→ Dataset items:
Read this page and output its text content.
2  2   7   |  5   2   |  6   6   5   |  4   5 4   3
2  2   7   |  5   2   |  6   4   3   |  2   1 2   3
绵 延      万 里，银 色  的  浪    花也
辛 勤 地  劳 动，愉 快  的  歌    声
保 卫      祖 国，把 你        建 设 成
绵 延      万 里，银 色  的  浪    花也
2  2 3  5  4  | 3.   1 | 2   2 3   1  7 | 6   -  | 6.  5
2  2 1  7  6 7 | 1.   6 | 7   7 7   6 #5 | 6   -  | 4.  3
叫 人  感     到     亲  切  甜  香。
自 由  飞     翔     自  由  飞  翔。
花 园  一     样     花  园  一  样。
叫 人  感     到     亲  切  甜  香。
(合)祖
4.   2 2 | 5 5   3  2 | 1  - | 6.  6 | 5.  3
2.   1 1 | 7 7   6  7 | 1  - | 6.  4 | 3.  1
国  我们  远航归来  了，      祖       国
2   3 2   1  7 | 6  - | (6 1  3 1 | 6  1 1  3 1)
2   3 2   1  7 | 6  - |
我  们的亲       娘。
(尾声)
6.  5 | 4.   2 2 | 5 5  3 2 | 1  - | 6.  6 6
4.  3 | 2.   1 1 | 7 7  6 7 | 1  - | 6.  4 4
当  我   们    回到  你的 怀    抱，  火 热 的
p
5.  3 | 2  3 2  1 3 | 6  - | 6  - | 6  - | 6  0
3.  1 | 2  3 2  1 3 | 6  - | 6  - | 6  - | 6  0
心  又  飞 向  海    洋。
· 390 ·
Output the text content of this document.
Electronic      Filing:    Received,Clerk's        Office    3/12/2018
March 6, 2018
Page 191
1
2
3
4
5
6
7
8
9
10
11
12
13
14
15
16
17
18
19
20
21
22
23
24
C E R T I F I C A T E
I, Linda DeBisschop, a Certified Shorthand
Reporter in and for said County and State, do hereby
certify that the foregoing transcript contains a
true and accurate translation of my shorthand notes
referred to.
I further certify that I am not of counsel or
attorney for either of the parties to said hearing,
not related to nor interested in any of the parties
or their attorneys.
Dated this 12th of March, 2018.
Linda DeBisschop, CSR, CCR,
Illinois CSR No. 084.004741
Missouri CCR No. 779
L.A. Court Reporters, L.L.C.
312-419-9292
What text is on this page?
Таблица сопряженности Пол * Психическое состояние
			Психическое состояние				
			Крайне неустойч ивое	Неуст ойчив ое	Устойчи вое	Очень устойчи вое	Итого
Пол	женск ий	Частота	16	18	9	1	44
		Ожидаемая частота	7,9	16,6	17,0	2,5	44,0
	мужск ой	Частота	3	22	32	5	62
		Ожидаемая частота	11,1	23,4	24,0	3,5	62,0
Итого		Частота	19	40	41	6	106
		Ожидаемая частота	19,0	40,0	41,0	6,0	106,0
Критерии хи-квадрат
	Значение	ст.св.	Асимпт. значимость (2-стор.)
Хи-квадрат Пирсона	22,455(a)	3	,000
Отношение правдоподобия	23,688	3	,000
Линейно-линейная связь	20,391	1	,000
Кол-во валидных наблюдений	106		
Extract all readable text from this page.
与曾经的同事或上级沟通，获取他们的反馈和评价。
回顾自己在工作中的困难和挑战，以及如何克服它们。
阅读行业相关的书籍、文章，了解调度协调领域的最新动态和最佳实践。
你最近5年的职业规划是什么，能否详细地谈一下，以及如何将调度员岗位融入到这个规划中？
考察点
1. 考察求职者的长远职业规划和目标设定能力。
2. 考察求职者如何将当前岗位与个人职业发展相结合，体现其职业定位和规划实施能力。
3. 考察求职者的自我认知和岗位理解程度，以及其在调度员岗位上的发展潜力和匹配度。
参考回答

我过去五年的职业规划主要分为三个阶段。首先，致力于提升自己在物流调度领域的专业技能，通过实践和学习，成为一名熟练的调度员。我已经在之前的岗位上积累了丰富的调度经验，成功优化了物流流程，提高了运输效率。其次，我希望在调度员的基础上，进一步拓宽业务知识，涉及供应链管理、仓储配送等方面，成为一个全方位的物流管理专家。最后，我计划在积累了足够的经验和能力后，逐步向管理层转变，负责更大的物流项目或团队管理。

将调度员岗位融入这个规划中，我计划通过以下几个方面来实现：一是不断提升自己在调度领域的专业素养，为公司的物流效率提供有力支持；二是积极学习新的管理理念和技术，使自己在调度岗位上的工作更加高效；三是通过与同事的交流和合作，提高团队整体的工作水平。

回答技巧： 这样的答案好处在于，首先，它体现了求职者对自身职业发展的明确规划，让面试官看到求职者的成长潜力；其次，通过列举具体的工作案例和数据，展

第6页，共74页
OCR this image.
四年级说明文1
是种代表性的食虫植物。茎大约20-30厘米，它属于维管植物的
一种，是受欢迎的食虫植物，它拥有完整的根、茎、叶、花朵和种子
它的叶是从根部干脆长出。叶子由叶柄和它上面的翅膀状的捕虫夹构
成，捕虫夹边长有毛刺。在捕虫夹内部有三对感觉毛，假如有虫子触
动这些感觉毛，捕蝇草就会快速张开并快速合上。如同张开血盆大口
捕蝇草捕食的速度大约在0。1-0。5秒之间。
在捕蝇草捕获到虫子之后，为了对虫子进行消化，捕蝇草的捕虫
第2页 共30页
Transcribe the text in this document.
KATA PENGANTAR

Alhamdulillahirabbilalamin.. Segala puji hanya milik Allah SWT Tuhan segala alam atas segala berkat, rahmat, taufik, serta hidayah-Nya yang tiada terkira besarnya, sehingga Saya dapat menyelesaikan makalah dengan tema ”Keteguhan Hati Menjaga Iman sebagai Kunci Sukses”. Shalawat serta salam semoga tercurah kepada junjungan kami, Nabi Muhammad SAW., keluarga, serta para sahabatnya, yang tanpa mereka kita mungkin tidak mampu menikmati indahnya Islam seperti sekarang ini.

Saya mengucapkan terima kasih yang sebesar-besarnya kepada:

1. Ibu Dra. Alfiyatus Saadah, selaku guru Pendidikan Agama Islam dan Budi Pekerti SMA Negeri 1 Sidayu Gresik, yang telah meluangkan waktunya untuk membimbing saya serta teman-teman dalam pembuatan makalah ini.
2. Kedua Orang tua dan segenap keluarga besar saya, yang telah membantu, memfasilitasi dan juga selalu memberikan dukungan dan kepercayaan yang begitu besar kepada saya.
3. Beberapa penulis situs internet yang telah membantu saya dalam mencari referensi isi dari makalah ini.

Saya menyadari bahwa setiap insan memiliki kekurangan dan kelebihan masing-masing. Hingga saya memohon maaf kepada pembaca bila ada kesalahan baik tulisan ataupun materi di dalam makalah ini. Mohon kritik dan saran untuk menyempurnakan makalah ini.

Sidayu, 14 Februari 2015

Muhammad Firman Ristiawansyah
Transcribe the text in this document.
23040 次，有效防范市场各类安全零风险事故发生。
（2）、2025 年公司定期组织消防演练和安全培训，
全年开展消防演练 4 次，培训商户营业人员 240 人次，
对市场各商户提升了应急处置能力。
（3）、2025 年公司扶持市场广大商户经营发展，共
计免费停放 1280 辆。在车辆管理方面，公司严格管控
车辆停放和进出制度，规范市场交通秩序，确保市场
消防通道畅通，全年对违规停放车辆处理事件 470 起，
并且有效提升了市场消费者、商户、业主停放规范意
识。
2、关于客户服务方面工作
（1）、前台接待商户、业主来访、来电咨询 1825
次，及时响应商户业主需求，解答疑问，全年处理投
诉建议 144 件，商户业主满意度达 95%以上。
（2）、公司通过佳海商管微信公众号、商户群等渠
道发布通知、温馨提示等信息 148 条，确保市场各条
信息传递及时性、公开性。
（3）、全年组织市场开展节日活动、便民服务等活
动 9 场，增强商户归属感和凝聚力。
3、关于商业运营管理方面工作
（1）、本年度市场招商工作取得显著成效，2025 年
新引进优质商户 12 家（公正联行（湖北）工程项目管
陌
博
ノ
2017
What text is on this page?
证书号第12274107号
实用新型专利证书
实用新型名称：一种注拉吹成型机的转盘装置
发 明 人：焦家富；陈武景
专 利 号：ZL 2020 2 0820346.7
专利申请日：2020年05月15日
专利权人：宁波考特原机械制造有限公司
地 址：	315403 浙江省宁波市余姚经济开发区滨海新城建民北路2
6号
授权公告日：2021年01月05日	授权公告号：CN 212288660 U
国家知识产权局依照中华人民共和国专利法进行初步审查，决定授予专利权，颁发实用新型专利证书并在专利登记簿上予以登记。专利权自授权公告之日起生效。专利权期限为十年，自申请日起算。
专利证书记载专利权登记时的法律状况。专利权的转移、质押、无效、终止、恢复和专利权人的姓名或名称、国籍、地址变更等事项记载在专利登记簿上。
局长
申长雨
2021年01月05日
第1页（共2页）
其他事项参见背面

→ GOAL:
Look through the listing above. Pick out each line with "dalam" and copy it.

→ RESULT OF THIS EXERCISE:
1. Ibu Dra. Alfiyatus Saadah, selaku guru Pendidikan Agama Islam dan Budi Pekerti SMA Negeri 1 Sidayu Gresik, yang telah meluangkan waktunya untuk membimbing saya serta teman-teman dalam pembuatan makalah ini.
3. Beberapa penulis situs internet yang telah membantu saya dalam mencari referensi isi dari makalah ini.
Saya menyadari bahwa setiap insan memiliki kekurangan dan kelebihan masing-masing. Hingga saya memohon maaf kepada pembaca bila ada kesalahan baik tulisan ataupun materi di dalam makalah ini. Mohon kritik dan saran untuk menyempurnakan makalah ini.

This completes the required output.